[start Input for this task]

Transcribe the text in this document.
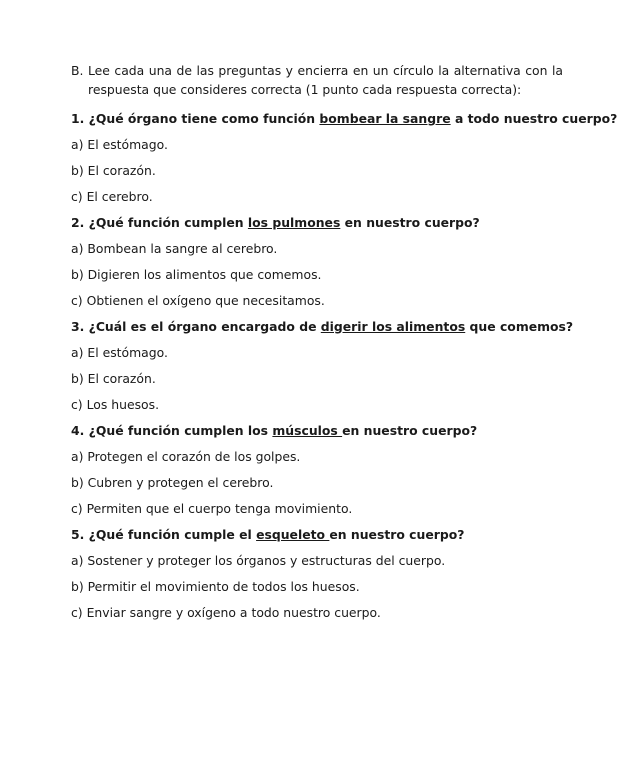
B. Lee cada una de las preguntas y encierra en un círculo la alternativa con la respuesta que consideres correcta (1 punto cada respuesta correcta):
1. ¿Qué órgano tiene como función bombear la sangre a todo nuestro cuerpo?
a) El estómago.
b) El corazón.
c) El cerebro.
2. ¿Qué función cumplen los pulmones en nuestro cuerpo?
a) Bombean la sangre al cerebro.
b) Digieren los alimentos que comemos.
c) Obtienen el oxígeno que necesitamos.
3. ¿Cuál es el órgano encargado de digerir los alimentos que comemos?
a) El estómago.
b) El corazón.
c) Los huesos.
4. ¿Qué función cumplen los músculos en nuestro cuerpo?
a) Protegen el corazón de los golpes.
b) Cubren y protegen el cerebro.
c) Permiten que el cuerpo tenga movimiento.
5. ¿Qué función cumple el esqueleto en nuestro cuerpo?
a) Sostener y proteger los órganos y estructuras del cuerpo.
b) Permitir el movimiento de todos los huesos.
c) Enviar sangre y oxígeno a todo nuestro cuerpo.
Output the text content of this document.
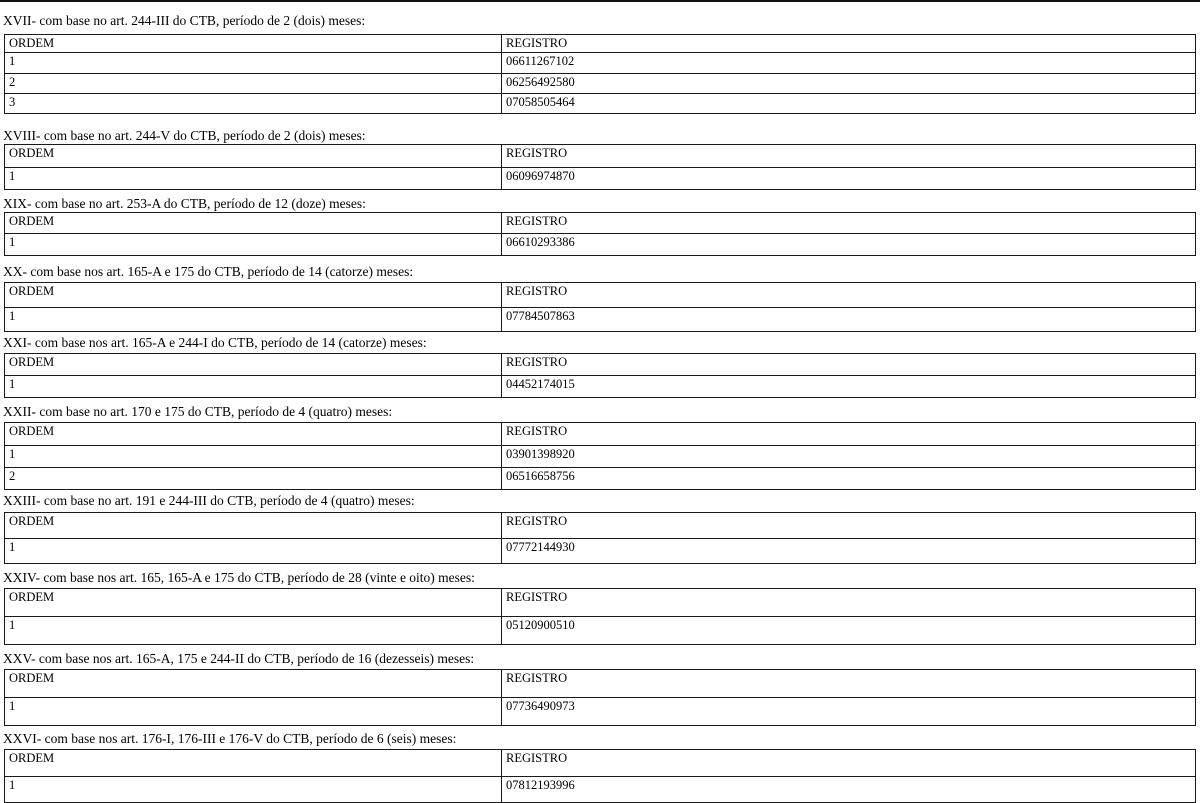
XVII- com base no art. 244-III do CTB, período de 2 (dois) meses:
ORDEM	REGISTRO
1	06611267102
2	06256492580
3	07058505464
XVIII- com base no art. 244-V do CTB, período de 2 (dois) meses:
ORDEM	REGISTRO
1	06096974870
XIX- com base no art. 253-A do CTB, período de 12 (doze) meses:
ORDEM	REGISTRO
1	06610293386
XX- com base nos art. 165-A e 175 do CTB, período de 14 (catorze) meses:
ORDEM	REGISTRO
1	07784507863
XXI- com base nos art. 165-A e 244-I do CTB, período de 14 (catorze) meses:
ORDEM	REGISTRO
1	04452174015
XXII- com base no art. 170 e 175 do CTB, período de 4 (quatro) meses:
ORDEM	REGISTRO
1	03901398920
2	06516658756
XXIII- com base no art. 191 e 244-III do CTB, período de 4 (quatro) meses:
ORDEM	REGISTRO
1	07772144930
XXIV- com base nos art. 165, 165-A e 175 do CTB, período de 28 (vinte e oito) meses:
ORDEM	REGISTRO
1	05120900510
XXV- com base nos art. 165-A, 175 e 244-II do CTB, período de 16 (dezesseis) meses:
ORDEM	REGISTRO
1	07736490973
XXVI- com base nos art. 176-I, 176-III e 176-V do CTB, período de 6 (seis) meses:
ORDEM	REGISTRO
1	07812193996
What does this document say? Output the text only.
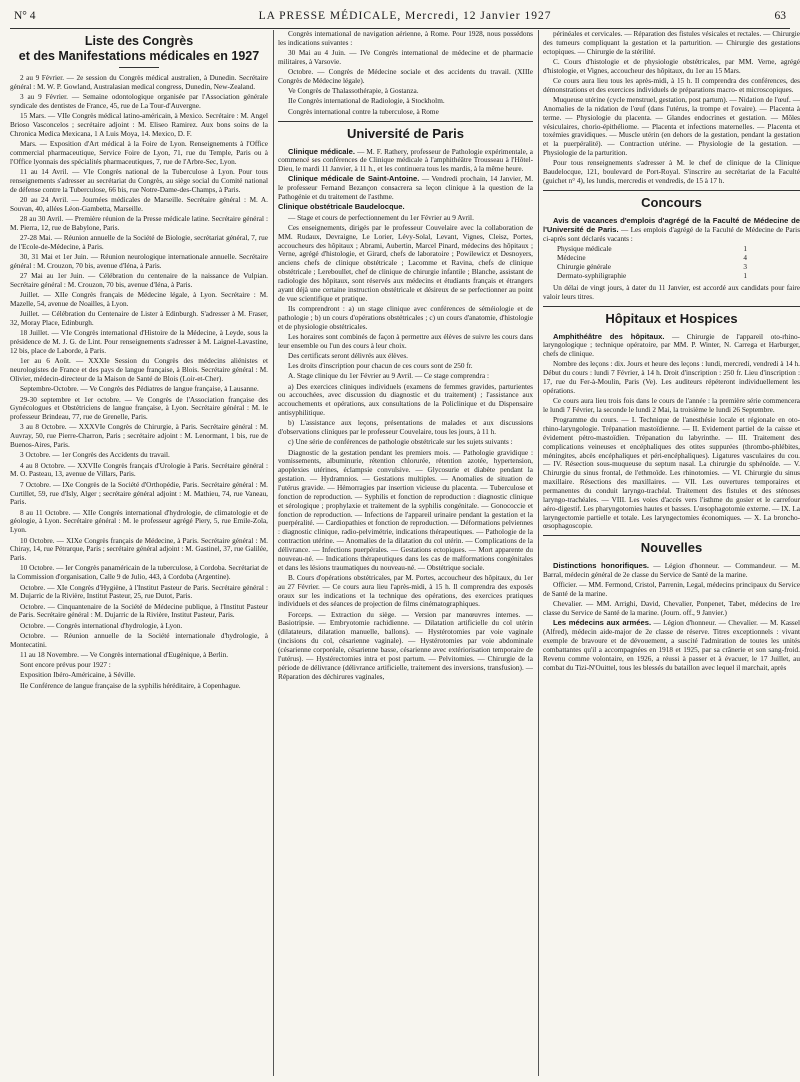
N° 4	LA PRESSE MÉDICALE, Mercredi, 12 Janvier 1927	63
Liste des Congrès
et des Manifestations médicales en 1927

2 au 9 Février. — 2e session du Congrès médical australien, à Dunedin. Secrétaire général : M. W. P. Gowland, Australasian medical congress, Dunedin, New-Zealand.

3 au 9 Février. — Semaine odontologique organisée par l'Association générale syndicale des dentistes de France, 45, rue de La Tour-d'Auvergne.

15 Mars. — VIIe Congrès médical latino-américain, à Mexico. Secrétaire : M. Angel Brioso Vasconcelos ; secrétaire adjoint : M. Eliseo Ramirez. Aux bons soins de la Chronica Medica Mexicana, 1 A Luis Moya, 14. Mexico, D. F.

Mars. — Exposition d'Art médical à la Foire de Lyon. Renseignements à l'Office commercial pharmaceutique, Service Foire de Lyon, 71, rue du Temple, Paris ou à l'Office lyonnais des spécialités pharmaceutiques, 7, rue de l'Arbre-Sec, Lyon.

11 au 14 Avril. — VIe Congrès national de la Tuberculose à Lyon. Pour tous renseignements s'adresser au secrétariat du Congrès, au siège social du Comité national de défense contre la Tuberculose, 66 bis, rue Notre-Dame-des-Champs, à Paris.

20 au 24 Avril. — Journées médicales de Marseille. Secrétaire général : M. A. Souvan, 40, allées Léon-Gambetta, Marseille.

28 au 30 Avril. — Première réunion de la Presse médicale latine. Secrétaire général : M. Pierra, 12, rue de Babylone, Paris.

27-28 Mai. — Réunion annuelle de la Société de Biologie, secrétariat général, 7, rue de l'Ecole-de-Médecine, à Paris.

30, 31 Mai et 1er Juin. — Réunion neurologique internationale annuelle. Secrétaire général : M. Crouzon, 70 bis, avenue d'Iéna, à Paris.

27 Mai au 1er Juin. — Célébration du centenaire de la naissance de Vulpian. Secrétaire général : M. Crouzon, 70 bis, avenue d'Iéna, à Paris.

Juillet. — XIIe Congrès français de Médecine légale, à Lyon. Secrétaire : M. Mazelle, 54, avenue de Noailles, à Lyon.

Juillet. — Célébration du Centenaire de Lister à Edinburgh. S'adresser à M. Fraser, 32, Moray Place, Edinburgh.

18 Juillet. — VIe Congrès international d'Histoire de la Médecine, à Leyde, sous la présidence de M. J. G. de Lint. Pour renseignements s'adresser à M. Laignel-Lavastine, 12 bis, place de Laborde, à Paris.

1er au 6 Août. — XXXIe Session du Congrès des médecins aliénistes et neurologistes de France et des pays de langue française, à Blois. Secrétaire général : M. Olivier, médecin-directeur de la Maison de Santé de Blois (Loir-et-Cher).

Septembre-Octobre. — Ve Congrès des Pédiatres de langue française, à Lausanne.

29-30 septembre et 1er octobre. — Ve Congrès de l'Association française des Gynécologues et Obstétriciens de langue française, à Lyon. Secrétaire général : M. le professeur Brindeau, 77, rue de Grenelle, Paris.

3 au 8 Octobre. — XXXVIe Congrès de Chirurgie, à Paris. Secrétaire général : M. Auvray, 50, rue Pierre-Charron, Paris ; secrétaire adjoint : M. Lenormant, 1 bis, rue de Buenos-Aires, Paris.

3 Octobre. — 1er Congrès des Accidents du travail.

4 au 8 Octobre. — XXVIIe Congrès français d'Urologie à Paris. Secrétaire général : M. O. Pasteau, 13, avenue de Villars, Paris.

7 Octobre. — IXe Congrès de la Société d'Orthopédie, Paris. Secrétaire général : M. Curtillet, 59, rue d'Isly, Alger ; secrétaire général adjoint : M. Mathieu, 74, rue Vaneau, Paris.

8 au 11 Octobre. — XIIe Congrès international d'hydrologie, de climatologie et de géologie, à Lyon. Secrétaire général : M. le professeur agrégé Piery, 5, rue Emile-Zola, Lyon.

10 Octobre. — XIXe Congrès français de Médecine, à Paris. Secrétaire général : M. Chiray, 14, rue Pétrarque, Paris ; secrétaire général adjoint : M. Gastinel, 37, rue Galilée, Paris.

10 Octobre. — Ier Congrès panaméricain de la tuberculose, à Cordoba. Secrétariat de la Commission d'organisation, Calle 9 de Julio, 443, à Cordoba (Argentine).

Octobre. — XIe Congrès d'Hygiène, à l'Institut Pasteur de Paris. Secrétaire général : M. Dujarric de la Rivière, Institut Pasteur, 25, rue Dutot, Paris.

Octobre. — Cinquantenaire de la Société de Médecine publique, à l'Institut Pasteur de Paris. Secrétaire général : M. Dujarric de la Rivière, Institut Pasteur, Paris.

Octobre. — Congrès international d'hydrologie, à Lyon.

Octobre. — Réunion annuelle de la Société internationale d'hydrologie, à Montecatini.

11 au 18 Novembre. — Ve Congrès international d'Eugénique, à Berlin.

Sont encore prévus pour 1927 :

Exposition Ibéro-Américaine, à Séville.

IIe Conférence de langue française de la syphilis héréditaire, à Copenhague.

Congrès international de navigation aérienne, à Rome. Pour 1928, nous possédons les indications suivantes :

30 Mai au 4 Juin. — IVe Congrès international de médecine et de pharmacie militaires, à Varsovie.

Octobre. — Congrès de Médecine sociale et des accidents du travail. (XIIIe Congrès de Médecine légale).

Ve Congrès de Thalassothérapie, à Gostanza.

IIe Congrès international de Radiologie, à Stockholm.

Congrès international contre la tuberculose, à Rome

Université de Paris

Clinique médicale. — M. F. Rathery, professeur de Pathologie expérimentale, a commencé ses conférences de Clinique médicale à l'amphithéâtre Trousseau à l'Hôtel-Dieu, le mardi 11 Janvier, à 11 h., et les continuera tous les mardis, à la même heure.

Clinique médicale de Saint-Antoine. — Vendredi prochain, 14 Janvier, M. le professeur Fernand Bezançon consacrera sa leçon clinique à la question de la Pathogénie et du traitement de l'asthme.

Clinique obstétricale Baudelocque.

— Stage et cours de perfectionnement du 1er Février au 9 Avril.

Ces enseignements, dirigés par le professeur Couvelaire avec la collaboration de MM. Rudaux, Devraigne, Le Lorier, Lévy-Solal, Levant, Vignes, Cleisz, Portes, accoucheurs des hôpitaux ; Abrami, Aubertin, Marcel Pinard, médecins des hôpitaux ; Verne, agrégé d'histologie, et Girard, chefs de laboratoire ; Powilewicz et Desnoyers, anciens chefs de clinique obstétricale ; Lacomme et Ravina, chefs de clinique obstétricale ; Lereboullet, chef de clinique de chirurgie infantile ; Blanche, assistant de radiologie des hôpitaux, sont réservés aux médecins et étudiants français et étrangers ayant déjà une certaine instruction obstétricale et désireux de se perfectionner au point de vue scientifique et pratique.

Ils comprendront : a) un stage clinique avec conférences de séméiologie et de pathologie ; b) un cours d'opérations obstétricales ; c) un cours d'anatomie, d'histologie et de physiologie obstétricales.

Les horaires sont combinés de façon à permettre aux élèves de suivre les cours dans leur ensemble ou l'un des cours à leur choix.

Des certificats seront délivrés aux élèves.

Les droits d'inscription pour chacun de ces cours sont de 250 fr.

A. Stage clinique du 1er Février au 9 Avril. — Ce stage comprendra :

a) Des exercices cliniques individuels (examens de femmes gravides, parturientes ou accouchées, avec discussion du diagnostic et du traitement) ; l'assistance aux accouchements et opérations, aux consultations de la Policlinique et du Dispensaire antisyphilitique.

b) L'assistance aux leçons, présentations de malades et aux discussions d'observations cliniques par le professeur Couvelaire, tous les jours, à 11 h.

c) Une série de conférences de pathologie obstétricale sur les sujets suivants :

Diagnostic de la gestation pendant les premiers mois. — Pathologie gravidique : vomissements, albuminurie, rétention chlorurée, rétention azotée, hypertension, apoplexies utérines, éclampsie convulsive. — Glycosurie et diabète pendant la gestation. — Hydramnios. — Gestations multiples. — Anomalies de situation de l'utérus gravide. — Hémorragies par insertion vicieuse du placenta. — Tuberculose et fonction de reproduction. — Syphilis et fonction de reproduction : diagnostic clinique et sérologique ; prophylaxie et traitement de la syphilis congénitale. — Gonococcie et fonction de reproduction. — Infections de l'appareil urinaire pendant la gestation et la puerpéralité. — Cardiopathies et fonction de reproduction. — Déformations pelviennes : diagnostic clinique, radio-pelvimétrie, indications thérapeutiques. — Pathologie de la contraction utérine. — Anomalies de la dilatation du col utérin. — Complications de la délivrance. — Infections puerpérales. — Gestations ectopiques. — Mort apparente du nouveau-né. — Indications thérapeutiques dans les cas de malformations congénitales et dans les lésions traumatiques du nouveau-né. — Obstétrique sociale.

B. Cours d'opérations obstétricales, par M. Portes, accoucheur des hôpitaux, du 1er au 27 Février. — Ce cours aura lieu l'après-midi, à 15 h. Il comprendra des exposés oraux sur les indications et la technique des opérations, des exercices pratiques individuels et des séances de projection de films cinématographiques.

Forceps. — Extraction du siège. — Version par manœuvres internes. — Basiotripsie. — Embryotomie rachidienne. — Dilatation artificielle du col utérin (dilatateurs, dilatation manuelle, ballons). — Hystérotomies par voie vaginale (incisions du col, césarienne vaginale). — Hystérotomies par voie abdominale (césarienne corporéale, césarienne basse, césarienne avec extériorisation temporaire de l'utérus). — Hystérectomies intra et post partum. — Pelvitomies. — Chirurgie de la période de délivrance (délivrance artificielle, traitement des inversions, transfusion). — Réparation des déchirures vaginales,

périnéales et cervicales. — Réparation des fistules vésicales et rectales. — Chirurgie des tumeurs compliquant la gestation et la parturition. — Chirurgie des gestations ectopiques. — Chirurgie de la stérilité.

C. Cours d'histologie et de physiologie obstétricales, par MM. Verne, agrégé d'histologie, et Vignes, accoucheur des hôpitaux, du 1er au 15 Mars.

Ce cours aura lieu tous les après-midi, à 15 h. Il comprendra des conférences, des démonstrations et des exercices individuels de préparations macro- et microscopiques.

Muqueuse utérine (cycle menstruel, gestation, post partum). — Nidation de l'œuf. — Anomalies de la nidation de l'œuf (dans l'utérus, la trompe et l'ovaire). — Placenta à terme. — Physiologie du placenta. — Glandes endocrines et gestation. — Môles vésiculaires, chorio-épithéliome. — Placenta et infections maternelles. — Placenta et toxémies gravidiques. — Muscle utérin (en dehors de la gestation, pendant la gestation et la puerpéralité). — Contraction utérine. — Physiologie de la gestation. — Physiologie de la parturition.

Pour tous renseignements s'adresser à M. le chef de clinique de la Clinique Baudelocque, 121, boulevard de Port-Royal. S'inscrire au secrétariat de la Faculté (guichet n° 4), les lundis, mercredis et vendredis, de 15 à 17 h.

Concours

Avis de vacances d'emplois d'agrégé de la Faculté de Médecine de l'Université de Paris. — Les emplois d'agrégé de la Faculté de Médecine de Paris ci-après sont déclarés vacants :

Physique médicale	1
Médecine	4
Chirurgie générale	3
Dermato-syphiligraphie	1

Un délai de vingt jours, à dater du 11 Janvier, est accordé aux candidats pour faire valoir leurs titres.

Hôpitaux et Hospices

Amphithéâtre des hôpitaux. — Chirurgie de l'appareil oto-rhino-laryngologique ; technique opératoire, par MM. P. Winter, N. Carrega et Harburger, chefs de clinique.

Nombre des leçons : dix. Jours et heure des leçons : lundi, mercredi, vendredi à 14 h. Début du cours : lundi 7 Février, à 14 h. Droit d'inscription : 250 fr. Lieu d'inscription : 17, rue du Fer-à-Moulin, Paris (Ve). Les auditeurs répéteront individuellement les opérations.

Ce cours aura lieu trois fois dans le cours de l'année : la première série commencera le lundi 7 Février, la seconde le lundi 2 Mai, la troisième le lundi 26 Septembre.

Programme du cours. — I. Technique de l'anesthésie locale et régionale en oto-rhino-laryngologie. Trépanation mastoïdienne. — II. Evidement partiel de la caisse et évidement pétro-mastoïdien. Trépanation du labyrinthe. — III. Traitement des complications veineuses et encéphaliques des otites suppurées (thrombo-phlébites, méningites, abcès encéphaliques et péri-encéphaliques). Ligatures vasculaires du cou. — IV. Résection sous-muqueuse du septum nasal. La chirurgie du sphénoïde. — V. Chirurgie du sinus frontal, de l'ethmoïde. Les rhinotomies. — VI. Chirurgie du sinus maxillaire. Résections des maxillaires. — VII. Les ouvertures temporaires et permanentes du conduit laryngo-trachéal. Traitement des fistules et des sténoses laryngo-trachéales. — VIII. Les voies d'accès vers l'isthme du gosier et le carrefour aéro-digestif. Les pharyngotomies hautes et basses. L'œsophagotomie externe. — IX. La laryngectomie partielle et totale. Les laryngectomies économiques. — X. La broncho-œsophagoscopie.

Nouvelles

Distinctions honorifiques. — Légion d'honneur. — Commandeur. — M. Barral, médecin général de 2e classe du Service de Santé de la marine.

Officier. — MM. Fermond, Cristol, Parrenin, Legal, médecins principaux du Service de Santé de la marine.

Chevalier. — MM. Arrighi, David, Chevalier, Ponpenet, Tabet, médecins de 1re classe du Service de Santé de la marine. (Journ. off., 9 Janvier.)

Les médecins aux armées. — Légion d'honneur. — Chevalier. — M. Kassel (Alfred), médecin aide-major de 2e classe de réserve. Titres exceptionnels : vivant exemple de bravoure et de dévouement, a suscité l'admiration de toutes les unités combattantes qu'il a accompagnées en 1918 et 1925, par sa crânerie et son sang-froid. Revenu comme volontaire, en 1926, a réussi à passer et à évacuer, le 17 Juillet, au combat du Tizi-N'Ouittel, tous les blessés du bataillon avec lequel il marchait, après
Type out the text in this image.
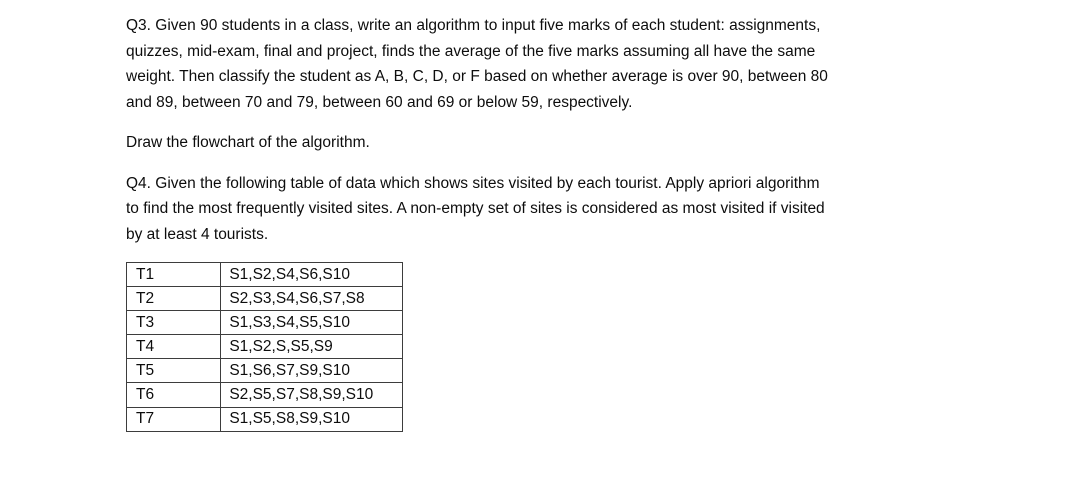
Q3. Given 90 students in a class, write an algorithm to input five marks of each student: assignments,
quizzes, mid-exam, final and project, finds the average of the five marks assuming all have the same
weight. Then classify the student as A, B, C, D, or F based on whether average is over 90, between 80
and 89, between 70 and 79, between 60 and 69 or below 59, respectively.
Draw the flowchart of the algorithm.
Q4. Given the following table of data which shows sites visited by each tourist. Apply apriori algorithm
to find the most frequently visited sites. A non-empty set of sites is considered as most visited if visited
by at least 4 tourists.
T1	S1,S2,S4,S6,S10
T2	S2,S3,S4,S6,S7,S8
T3	S1,S3,S4,S5,S10
T4	S1,S2,S,S5,S9
T5	S1,S6,S7,S9,S10
T6	S2,S5,S7,S8,S9,S10
T7	S1,S5,S8,S9,S10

[end Input for this task]

Task goal
Say, as a bare number, how many lines in the entries above include the string "student".

Answer to this task
2